* Objective
Restate the records below word for word.

[Collection entries]
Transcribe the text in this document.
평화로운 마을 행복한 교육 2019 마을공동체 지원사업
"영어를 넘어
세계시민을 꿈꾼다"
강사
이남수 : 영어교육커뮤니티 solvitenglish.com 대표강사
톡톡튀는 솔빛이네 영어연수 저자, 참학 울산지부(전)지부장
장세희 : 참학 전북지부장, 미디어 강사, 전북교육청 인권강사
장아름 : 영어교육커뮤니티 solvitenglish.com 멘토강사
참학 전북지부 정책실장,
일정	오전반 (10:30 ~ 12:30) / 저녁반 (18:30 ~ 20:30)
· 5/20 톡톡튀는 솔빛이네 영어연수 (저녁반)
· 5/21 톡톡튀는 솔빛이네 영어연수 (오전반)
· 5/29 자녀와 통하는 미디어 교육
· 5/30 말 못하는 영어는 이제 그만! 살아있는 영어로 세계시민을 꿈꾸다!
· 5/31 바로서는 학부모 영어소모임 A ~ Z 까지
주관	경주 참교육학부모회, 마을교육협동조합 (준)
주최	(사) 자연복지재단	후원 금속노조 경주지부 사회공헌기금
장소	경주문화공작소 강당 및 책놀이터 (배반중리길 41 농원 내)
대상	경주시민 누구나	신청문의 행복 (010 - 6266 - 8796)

* Solution to this problem
Transcribe the text in this document.
평화로운 마을 행복한 교육 2019 마을공동체 지원사업
"영어를 넘어
세계시민을 꿈꾼다"
강사
이남수 : 영어교육커뮤니티 solvitenglish.com 대표강사
톡톡튀는 솔빛이네 영어연수 저자, 참학 울산지부(전)지부장
장세희 : 참학 전북지부장, 미디어 강사, 전북교육청 인권강사
장아름 : 영어교육커뮤니티 solvitenglish.com 멘토강사
참학 전북지부 정책실장,
일정	오전반 (10:30 ~ 12:30) / 저녁반 (18:30 ~ 20:30)
· 5/20 톡톡튀는 솔빛이네 영어연수 (저녁반)
· 5/21 톡톡튀는 솔빛이네 영어연수 (오전반)
· 5/29 자녀와 통하는 미디어 교육
· 5/30 말 못하는 영어는 이제 그만! 살아있는 영어로 세계시민을 꿈꾸다!
· 5/31 바로서는 학부모 영어소모임 A ~ Z 까지
주관	경주 참교육학부모회, 마을교육협동조합 (준)
주최	(사) 자연복지재단	후원 금속노조 경주지부 사회공헌기금
장소	경주문화공작소 강당 및 책놀이터 (배반중리길 41 농원 내)
대상	경주시민 누구나	신청문의 행복 (010 - 6266 - 8796)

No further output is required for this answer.